Welcome our brand new Seattle Host, Stephanie Guerra! She teaches children’s literature, young adult fiction and a seminar in writing instruction at Seattle University. She also heads a volunteer creative writing program at King County Jail, and researches and speaks about literacy instruction for at-risk and incarcerated young adults. Stephanie lives in Seattle, Washington with her husband and children. Her debut young adult novel, TORN, will be published by Marshall Cavendish in spring of 2012.


Stay tuned for Stephanie's reports of Seattle book events! Today, she shares a book review of Hush by Eishes Chayil:

"Gittel Chava Klein is the beloved daughter of caring parents, has good friends, and loves her life. So why, at seventeen, is she haunted by memories of her best friend, Devory, who died in the fourth grade?

## RECORD EXCERPTS
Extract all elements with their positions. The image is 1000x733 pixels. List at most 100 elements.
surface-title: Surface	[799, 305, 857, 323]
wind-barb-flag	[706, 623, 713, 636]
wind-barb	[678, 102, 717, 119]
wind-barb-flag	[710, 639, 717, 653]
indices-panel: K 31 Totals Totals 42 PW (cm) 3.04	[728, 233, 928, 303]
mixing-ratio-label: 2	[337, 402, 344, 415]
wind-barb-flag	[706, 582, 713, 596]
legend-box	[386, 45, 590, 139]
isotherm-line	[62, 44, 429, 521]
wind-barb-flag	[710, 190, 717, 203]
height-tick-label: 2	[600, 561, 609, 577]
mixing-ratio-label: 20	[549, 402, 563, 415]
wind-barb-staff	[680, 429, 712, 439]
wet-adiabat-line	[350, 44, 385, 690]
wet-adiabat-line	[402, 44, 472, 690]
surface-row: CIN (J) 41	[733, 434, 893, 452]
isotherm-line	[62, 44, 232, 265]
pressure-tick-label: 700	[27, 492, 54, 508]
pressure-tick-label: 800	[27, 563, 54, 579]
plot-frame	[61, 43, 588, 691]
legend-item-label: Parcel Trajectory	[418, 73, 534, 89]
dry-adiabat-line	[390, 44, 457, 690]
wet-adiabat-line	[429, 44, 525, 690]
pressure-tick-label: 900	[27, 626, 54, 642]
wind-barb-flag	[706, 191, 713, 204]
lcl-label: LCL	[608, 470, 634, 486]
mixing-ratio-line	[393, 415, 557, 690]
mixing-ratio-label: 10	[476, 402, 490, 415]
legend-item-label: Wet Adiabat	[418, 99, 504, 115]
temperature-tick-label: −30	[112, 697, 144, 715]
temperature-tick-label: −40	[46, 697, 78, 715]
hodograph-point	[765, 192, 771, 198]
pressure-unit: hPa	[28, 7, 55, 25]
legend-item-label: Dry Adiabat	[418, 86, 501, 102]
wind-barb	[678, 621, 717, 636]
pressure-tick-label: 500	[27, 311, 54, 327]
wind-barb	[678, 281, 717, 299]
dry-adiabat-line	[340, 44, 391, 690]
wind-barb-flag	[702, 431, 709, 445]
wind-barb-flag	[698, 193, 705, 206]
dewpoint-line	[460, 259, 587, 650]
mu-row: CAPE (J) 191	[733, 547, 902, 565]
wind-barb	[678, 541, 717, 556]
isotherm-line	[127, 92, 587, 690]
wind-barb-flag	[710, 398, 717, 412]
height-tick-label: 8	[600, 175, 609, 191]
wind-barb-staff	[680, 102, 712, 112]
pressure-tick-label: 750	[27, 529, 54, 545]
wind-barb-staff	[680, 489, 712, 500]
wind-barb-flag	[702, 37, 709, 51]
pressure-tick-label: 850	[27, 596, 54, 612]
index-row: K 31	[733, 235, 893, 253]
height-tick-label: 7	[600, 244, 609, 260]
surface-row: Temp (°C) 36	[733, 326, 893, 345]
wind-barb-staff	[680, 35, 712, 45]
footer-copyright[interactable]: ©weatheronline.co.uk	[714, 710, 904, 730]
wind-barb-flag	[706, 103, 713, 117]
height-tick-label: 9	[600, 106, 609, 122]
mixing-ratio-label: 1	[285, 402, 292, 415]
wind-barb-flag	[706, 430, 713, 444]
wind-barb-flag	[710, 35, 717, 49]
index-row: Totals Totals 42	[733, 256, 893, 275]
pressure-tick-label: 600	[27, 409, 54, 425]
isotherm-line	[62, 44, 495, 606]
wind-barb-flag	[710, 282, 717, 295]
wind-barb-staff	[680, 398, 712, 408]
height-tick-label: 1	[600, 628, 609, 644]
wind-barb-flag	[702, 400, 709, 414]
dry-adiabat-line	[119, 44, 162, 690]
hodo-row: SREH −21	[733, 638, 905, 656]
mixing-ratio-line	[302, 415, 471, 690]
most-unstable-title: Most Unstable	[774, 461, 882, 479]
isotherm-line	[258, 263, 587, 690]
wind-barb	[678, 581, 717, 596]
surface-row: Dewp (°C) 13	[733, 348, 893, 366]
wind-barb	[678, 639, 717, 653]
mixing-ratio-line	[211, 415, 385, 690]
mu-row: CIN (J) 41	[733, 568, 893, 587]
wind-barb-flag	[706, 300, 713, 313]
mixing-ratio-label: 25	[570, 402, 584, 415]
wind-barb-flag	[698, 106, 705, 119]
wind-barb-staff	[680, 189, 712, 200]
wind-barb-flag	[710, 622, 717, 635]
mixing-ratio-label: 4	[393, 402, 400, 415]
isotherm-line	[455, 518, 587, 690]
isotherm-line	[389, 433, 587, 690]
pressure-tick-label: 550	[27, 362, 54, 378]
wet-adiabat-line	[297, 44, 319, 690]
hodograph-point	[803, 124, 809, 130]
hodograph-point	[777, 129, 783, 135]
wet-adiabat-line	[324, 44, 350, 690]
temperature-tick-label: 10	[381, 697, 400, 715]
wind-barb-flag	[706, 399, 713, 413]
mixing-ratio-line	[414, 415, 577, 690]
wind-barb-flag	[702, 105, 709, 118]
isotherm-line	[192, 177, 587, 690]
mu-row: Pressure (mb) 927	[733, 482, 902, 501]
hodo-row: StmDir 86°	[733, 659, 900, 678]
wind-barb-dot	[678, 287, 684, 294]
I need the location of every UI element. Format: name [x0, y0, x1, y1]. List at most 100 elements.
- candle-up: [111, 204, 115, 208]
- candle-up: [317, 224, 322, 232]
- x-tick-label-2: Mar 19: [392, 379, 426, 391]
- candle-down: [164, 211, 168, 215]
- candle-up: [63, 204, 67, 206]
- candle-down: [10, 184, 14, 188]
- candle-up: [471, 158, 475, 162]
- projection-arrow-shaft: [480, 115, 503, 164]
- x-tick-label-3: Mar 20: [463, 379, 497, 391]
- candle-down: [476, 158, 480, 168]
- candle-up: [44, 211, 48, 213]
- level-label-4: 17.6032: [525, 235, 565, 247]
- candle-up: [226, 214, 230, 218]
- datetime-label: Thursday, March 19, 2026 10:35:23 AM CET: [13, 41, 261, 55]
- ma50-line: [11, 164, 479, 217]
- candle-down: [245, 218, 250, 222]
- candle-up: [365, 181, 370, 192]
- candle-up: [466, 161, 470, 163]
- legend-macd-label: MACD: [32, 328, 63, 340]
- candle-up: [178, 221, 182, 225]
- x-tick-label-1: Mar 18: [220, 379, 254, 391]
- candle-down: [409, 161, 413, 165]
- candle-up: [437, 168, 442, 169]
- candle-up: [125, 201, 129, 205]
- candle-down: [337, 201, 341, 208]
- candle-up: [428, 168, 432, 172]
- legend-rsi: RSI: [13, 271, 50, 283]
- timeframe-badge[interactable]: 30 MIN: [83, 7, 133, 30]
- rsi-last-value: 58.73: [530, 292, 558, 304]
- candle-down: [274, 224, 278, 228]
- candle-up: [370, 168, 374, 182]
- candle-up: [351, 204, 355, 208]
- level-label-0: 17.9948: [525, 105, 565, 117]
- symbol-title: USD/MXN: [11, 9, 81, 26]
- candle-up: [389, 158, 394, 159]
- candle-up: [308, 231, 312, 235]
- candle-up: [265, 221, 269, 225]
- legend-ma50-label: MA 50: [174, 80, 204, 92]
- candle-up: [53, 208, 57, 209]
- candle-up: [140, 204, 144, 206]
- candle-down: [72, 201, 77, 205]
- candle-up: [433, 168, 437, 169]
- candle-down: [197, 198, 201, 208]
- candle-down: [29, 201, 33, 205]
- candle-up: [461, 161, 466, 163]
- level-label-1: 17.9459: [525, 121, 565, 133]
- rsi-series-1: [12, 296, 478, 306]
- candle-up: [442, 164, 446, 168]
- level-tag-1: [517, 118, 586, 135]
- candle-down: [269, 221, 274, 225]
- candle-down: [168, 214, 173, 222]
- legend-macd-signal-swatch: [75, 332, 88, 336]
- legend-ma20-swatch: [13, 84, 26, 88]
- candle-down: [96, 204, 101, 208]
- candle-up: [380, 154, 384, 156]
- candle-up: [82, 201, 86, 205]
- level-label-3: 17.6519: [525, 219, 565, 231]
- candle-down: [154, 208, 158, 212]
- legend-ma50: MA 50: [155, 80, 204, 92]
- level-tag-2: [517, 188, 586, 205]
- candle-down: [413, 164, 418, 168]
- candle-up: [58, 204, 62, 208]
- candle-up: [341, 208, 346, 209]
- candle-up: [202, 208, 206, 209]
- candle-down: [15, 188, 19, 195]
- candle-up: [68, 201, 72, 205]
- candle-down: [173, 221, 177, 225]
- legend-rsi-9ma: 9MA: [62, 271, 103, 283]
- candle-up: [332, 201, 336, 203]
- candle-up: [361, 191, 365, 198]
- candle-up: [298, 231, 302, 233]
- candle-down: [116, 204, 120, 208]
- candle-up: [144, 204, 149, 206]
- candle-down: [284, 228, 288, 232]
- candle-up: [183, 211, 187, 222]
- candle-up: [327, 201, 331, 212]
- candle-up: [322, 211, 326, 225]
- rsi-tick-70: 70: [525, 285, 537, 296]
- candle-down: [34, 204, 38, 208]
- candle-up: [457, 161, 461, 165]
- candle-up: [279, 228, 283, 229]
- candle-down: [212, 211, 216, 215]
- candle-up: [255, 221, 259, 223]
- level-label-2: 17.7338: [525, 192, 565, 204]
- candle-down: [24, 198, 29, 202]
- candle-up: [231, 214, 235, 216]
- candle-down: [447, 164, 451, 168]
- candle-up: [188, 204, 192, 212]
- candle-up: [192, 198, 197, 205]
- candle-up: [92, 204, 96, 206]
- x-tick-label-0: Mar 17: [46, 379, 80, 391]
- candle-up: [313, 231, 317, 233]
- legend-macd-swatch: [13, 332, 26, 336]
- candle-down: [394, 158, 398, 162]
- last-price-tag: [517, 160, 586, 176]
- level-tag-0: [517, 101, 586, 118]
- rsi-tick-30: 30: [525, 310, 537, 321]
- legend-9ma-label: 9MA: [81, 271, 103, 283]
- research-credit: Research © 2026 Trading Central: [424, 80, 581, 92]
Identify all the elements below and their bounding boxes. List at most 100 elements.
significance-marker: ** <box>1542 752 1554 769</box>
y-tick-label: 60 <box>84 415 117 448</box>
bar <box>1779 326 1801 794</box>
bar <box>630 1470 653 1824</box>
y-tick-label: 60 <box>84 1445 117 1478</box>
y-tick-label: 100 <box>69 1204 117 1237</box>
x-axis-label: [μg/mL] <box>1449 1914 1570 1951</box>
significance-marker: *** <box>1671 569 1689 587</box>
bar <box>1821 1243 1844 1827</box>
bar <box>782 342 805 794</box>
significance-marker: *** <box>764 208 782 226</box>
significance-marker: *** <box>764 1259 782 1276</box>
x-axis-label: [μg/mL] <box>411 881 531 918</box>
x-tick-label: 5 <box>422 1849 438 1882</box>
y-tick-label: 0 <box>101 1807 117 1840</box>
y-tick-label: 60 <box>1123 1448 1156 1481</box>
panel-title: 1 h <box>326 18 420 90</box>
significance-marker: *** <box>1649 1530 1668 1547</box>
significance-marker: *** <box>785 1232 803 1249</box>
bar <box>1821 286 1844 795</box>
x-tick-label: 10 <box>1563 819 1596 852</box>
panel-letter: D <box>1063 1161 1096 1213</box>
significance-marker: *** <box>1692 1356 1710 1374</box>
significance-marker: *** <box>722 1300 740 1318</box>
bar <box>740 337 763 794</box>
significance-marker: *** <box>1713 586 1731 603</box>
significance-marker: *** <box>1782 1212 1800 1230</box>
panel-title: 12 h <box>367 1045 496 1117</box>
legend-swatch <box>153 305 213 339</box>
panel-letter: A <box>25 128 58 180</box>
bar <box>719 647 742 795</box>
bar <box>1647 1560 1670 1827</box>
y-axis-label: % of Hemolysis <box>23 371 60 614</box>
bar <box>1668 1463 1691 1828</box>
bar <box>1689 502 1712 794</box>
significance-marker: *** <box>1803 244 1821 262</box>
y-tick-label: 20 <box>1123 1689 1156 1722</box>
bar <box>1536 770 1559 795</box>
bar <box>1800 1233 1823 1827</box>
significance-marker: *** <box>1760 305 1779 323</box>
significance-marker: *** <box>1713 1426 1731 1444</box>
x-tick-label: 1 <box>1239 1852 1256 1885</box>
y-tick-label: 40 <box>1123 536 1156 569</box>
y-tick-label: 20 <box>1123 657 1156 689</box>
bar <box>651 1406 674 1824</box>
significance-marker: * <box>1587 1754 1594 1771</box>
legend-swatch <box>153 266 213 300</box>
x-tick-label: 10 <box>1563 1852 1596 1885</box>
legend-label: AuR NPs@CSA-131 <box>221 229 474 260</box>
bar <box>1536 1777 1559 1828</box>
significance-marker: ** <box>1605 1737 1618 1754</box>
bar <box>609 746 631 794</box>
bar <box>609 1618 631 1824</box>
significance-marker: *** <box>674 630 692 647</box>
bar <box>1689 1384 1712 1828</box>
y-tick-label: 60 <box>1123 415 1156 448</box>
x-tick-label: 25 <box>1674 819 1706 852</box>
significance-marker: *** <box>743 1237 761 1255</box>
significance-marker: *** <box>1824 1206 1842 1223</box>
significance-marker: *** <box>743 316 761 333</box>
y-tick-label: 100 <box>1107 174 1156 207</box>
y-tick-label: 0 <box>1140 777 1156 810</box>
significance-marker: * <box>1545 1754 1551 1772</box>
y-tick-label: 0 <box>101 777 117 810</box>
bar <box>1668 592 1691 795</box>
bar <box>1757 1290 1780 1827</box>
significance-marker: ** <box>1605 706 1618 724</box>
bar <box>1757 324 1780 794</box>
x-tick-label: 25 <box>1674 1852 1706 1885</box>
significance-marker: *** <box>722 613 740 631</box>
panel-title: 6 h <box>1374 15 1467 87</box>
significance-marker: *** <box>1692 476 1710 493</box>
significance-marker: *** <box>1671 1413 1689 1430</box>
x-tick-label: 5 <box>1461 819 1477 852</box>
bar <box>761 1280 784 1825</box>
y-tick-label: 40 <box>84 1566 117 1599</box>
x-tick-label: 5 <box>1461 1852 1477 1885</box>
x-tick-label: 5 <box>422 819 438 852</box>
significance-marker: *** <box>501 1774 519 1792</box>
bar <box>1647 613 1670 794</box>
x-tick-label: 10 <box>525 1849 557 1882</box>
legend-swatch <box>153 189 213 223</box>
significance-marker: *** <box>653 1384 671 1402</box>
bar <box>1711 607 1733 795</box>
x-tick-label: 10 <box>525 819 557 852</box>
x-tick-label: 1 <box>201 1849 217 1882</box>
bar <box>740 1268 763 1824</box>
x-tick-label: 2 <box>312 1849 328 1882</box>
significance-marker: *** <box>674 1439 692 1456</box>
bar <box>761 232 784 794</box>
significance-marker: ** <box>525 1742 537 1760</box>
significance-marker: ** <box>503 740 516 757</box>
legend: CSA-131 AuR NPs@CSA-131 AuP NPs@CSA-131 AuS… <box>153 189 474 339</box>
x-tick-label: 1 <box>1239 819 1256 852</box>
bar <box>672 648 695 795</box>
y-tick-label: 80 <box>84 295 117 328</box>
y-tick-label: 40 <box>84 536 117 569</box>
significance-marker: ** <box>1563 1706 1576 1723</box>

## WHAT TO DO
• A. Answer these questions from the post welcoming Stephanie Guerra:
(i) At which university does Stephanie Guerra teach?
(ii) Which publisher will release her novel TORN?
(iii) In what grade was Devory when she died?
• B. Please carry on the Hush review in the Stephanie Guerra post, picking up right after its final sentence.

## ANSWER LIST
• A.
(i) Seattle University
(ii) Marshall Cavendish
(iii) The fourth grade

• B.
"Gittel’s tightly-knit religious community has managed to create a social enclave within the bustling world of Brooklyn: inside her neighborhood, the internet does not exist; only Jewish newspapers are read; and everyone wears the same style of clothing that their great-grandparents wore. Boys and girls are educated for their respective roles as Torah scholars or housewives and teachers; and no one knows anything about sex until the week before their arranged marriages.

"Love, respect, and loyalty thrive in this community—but that very loyalty can cause people to protect secrets that should not be kept. As Gittel approaches marriage age, fragments of recollection come together, and she begins to question the facile explanations of her friend’s death offered by her parents and other community members. The more those around her try to 'hush' her questions, the more frantic Gittel becomes to discover the truth—and to make it known. But at what cost? Will any young man want to join lives with a trouble-maker?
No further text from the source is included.